[Records from a data collection]
[START]
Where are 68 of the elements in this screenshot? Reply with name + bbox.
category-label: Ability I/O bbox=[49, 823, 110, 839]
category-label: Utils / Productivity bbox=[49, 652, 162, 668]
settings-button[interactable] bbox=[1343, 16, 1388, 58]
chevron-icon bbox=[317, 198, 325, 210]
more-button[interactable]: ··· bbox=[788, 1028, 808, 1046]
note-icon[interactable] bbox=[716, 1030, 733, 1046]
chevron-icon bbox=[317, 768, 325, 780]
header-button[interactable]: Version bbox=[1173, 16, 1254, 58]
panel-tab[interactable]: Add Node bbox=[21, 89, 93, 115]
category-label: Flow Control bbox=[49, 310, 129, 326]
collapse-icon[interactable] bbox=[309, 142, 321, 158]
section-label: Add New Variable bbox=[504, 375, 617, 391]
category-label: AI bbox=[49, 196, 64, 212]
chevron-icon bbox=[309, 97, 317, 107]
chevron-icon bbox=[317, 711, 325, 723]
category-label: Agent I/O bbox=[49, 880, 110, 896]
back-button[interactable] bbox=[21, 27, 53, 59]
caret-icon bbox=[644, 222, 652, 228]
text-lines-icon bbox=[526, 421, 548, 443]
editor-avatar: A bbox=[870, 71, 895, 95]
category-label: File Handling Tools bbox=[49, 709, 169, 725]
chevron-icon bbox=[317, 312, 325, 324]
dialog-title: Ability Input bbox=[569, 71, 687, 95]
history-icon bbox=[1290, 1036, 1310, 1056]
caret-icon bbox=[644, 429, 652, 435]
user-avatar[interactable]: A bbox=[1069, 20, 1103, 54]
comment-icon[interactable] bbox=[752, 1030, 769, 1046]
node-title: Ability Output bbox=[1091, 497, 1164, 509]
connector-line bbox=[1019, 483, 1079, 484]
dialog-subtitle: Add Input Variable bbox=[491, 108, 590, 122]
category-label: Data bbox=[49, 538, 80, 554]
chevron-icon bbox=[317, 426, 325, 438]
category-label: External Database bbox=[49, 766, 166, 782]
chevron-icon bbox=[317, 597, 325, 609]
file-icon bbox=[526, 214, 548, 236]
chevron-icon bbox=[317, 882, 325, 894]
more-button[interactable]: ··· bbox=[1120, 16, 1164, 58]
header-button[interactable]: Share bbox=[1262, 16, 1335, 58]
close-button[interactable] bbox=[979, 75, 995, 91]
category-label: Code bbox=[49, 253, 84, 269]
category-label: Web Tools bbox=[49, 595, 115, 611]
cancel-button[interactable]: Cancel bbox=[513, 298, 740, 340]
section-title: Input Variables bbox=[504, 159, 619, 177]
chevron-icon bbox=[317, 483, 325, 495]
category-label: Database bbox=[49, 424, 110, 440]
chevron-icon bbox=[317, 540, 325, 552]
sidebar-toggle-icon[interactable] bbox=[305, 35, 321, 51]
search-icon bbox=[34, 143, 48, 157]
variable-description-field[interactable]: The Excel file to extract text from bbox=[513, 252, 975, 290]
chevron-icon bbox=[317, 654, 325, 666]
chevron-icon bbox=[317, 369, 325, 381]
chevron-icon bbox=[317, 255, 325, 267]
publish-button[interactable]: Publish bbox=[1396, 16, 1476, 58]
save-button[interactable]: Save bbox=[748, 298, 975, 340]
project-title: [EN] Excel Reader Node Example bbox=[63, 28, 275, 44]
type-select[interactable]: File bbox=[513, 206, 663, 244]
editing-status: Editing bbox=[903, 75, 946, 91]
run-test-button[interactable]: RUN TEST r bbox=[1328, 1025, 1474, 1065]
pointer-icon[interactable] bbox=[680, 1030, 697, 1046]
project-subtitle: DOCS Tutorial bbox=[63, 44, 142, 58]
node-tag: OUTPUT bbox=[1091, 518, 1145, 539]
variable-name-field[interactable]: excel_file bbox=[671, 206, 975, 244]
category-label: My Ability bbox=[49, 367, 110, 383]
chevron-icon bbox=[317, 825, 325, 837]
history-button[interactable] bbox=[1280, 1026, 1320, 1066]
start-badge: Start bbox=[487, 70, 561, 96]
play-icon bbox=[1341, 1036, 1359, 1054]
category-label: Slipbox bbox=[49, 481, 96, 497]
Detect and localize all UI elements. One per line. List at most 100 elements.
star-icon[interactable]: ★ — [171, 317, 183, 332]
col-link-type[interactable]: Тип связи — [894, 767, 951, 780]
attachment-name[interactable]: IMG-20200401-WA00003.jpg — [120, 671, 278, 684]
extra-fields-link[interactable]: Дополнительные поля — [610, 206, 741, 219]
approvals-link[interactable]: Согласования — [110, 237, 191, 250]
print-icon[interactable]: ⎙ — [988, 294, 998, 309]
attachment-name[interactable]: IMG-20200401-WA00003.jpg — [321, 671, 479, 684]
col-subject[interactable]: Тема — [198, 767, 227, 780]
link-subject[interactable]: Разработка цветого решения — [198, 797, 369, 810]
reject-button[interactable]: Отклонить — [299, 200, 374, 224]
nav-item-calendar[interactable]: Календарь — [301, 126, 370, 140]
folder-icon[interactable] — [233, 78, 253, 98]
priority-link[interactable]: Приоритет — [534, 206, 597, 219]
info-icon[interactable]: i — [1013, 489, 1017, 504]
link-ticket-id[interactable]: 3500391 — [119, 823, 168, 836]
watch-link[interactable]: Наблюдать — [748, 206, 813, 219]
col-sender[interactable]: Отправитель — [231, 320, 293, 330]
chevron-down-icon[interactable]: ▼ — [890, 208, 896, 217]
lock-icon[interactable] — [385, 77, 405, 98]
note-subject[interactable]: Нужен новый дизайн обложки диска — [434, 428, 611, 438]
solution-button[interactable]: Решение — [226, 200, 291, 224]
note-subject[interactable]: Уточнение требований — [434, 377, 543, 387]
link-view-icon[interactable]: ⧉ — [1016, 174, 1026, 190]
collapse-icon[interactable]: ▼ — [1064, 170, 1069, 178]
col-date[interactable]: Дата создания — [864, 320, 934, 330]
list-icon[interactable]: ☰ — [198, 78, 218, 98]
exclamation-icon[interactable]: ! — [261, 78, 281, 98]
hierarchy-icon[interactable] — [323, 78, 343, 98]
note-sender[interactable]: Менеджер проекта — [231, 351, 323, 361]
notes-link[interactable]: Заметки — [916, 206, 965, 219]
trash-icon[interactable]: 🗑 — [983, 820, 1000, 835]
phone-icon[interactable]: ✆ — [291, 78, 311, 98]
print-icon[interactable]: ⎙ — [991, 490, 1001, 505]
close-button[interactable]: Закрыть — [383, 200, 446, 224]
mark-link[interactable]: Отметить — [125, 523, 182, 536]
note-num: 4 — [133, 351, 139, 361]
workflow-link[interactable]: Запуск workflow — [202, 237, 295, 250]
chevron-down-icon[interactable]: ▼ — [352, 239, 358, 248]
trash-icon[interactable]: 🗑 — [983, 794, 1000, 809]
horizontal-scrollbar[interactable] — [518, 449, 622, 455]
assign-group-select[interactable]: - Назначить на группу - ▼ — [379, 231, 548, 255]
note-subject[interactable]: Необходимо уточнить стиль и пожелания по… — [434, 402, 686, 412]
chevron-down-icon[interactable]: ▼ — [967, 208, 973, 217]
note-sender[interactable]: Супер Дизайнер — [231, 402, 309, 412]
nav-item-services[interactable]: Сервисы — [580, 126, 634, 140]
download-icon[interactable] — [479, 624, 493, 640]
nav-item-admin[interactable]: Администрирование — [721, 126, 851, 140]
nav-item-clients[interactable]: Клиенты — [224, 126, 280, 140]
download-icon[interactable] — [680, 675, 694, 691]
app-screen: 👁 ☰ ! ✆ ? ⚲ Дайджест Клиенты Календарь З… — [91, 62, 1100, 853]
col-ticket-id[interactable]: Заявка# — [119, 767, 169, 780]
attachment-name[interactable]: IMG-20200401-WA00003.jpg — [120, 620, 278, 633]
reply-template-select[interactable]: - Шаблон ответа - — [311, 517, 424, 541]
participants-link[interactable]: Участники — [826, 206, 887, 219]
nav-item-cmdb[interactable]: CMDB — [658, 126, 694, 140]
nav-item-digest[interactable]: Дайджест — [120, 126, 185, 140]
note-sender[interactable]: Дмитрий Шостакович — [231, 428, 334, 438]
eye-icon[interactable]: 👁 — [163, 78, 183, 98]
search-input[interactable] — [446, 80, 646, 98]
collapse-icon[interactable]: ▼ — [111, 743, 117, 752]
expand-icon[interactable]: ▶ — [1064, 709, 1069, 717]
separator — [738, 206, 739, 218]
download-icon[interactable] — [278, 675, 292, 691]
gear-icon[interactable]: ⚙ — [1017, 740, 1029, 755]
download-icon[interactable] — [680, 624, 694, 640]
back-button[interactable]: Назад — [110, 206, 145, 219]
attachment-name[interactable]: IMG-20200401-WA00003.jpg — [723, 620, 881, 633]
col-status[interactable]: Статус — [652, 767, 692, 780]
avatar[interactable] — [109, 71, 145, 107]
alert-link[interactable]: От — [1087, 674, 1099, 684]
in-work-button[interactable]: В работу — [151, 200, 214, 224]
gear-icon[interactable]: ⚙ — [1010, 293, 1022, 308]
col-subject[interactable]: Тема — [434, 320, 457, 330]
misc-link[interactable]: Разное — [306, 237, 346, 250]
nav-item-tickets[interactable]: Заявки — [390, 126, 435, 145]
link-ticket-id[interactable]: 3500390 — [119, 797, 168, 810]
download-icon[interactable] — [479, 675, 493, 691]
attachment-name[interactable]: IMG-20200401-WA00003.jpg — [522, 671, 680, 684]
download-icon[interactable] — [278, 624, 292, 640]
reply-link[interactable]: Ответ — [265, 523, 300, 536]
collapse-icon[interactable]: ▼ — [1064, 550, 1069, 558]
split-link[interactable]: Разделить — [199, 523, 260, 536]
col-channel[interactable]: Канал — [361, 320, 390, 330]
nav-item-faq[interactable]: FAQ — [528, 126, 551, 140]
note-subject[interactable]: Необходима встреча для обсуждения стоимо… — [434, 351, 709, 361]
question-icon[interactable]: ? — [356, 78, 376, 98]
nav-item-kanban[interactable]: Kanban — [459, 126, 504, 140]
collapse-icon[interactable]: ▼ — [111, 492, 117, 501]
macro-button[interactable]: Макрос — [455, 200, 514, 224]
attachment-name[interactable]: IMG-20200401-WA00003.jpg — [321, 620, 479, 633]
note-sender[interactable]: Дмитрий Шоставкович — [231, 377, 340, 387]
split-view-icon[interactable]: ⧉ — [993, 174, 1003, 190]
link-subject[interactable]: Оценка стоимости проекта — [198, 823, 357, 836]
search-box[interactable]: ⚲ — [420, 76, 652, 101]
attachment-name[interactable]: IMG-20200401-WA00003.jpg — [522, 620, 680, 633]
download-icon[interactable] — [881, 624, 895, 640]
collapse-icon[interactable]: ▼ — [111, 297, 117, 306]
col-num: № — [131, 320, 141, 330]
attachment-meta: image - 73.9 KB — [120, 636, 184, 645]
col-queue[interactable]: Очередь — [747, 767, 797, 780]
[END]
Rewrite the records from the start through the line containing "chevron-icon bbox=[317, 711, 325, 723]", changing every "category-label" to "group-label" and leaving everything else as it is.

Where are 68 of the elements in this screenshot? Reply with name + bbox.
group-label: Ability I/O bbox=[49, 823, 110, 839]
group-label: Utils / Productivity bbox=[49, 652, 162, 668]
settings-button[interactable] bbox=[1343, 16, 1388, 58]
chevron-icon bbox=[317, 198, 325, 210]
more-button[interactable]: ··· bbox=[788, 1028, 808, 1046]
note-icon[interactable] bbox=[716, 1030, 733, 1046]
chevron-icon bbox=[317, 768, 325, 780]
header-button[interactable]: Version bbox=[1173, 16, 1254, 58]
panel-tab[interactable]: Add Node bbox=[21, 89, 93, 115]
group-label: Flow Control bbox=[49, 310, 129, 326]
collapse-icon[interactable] bbox=[309, 142, 321, 158]
section-label: Add New Variable bbox=[504, 375, 617, 391]
group-label: AI bbox=[49, 196, 64, 212]
chevron-icon bbox=[309, 97, 317, 107]
chevron-icon bbox=[317, 711, 325, 723]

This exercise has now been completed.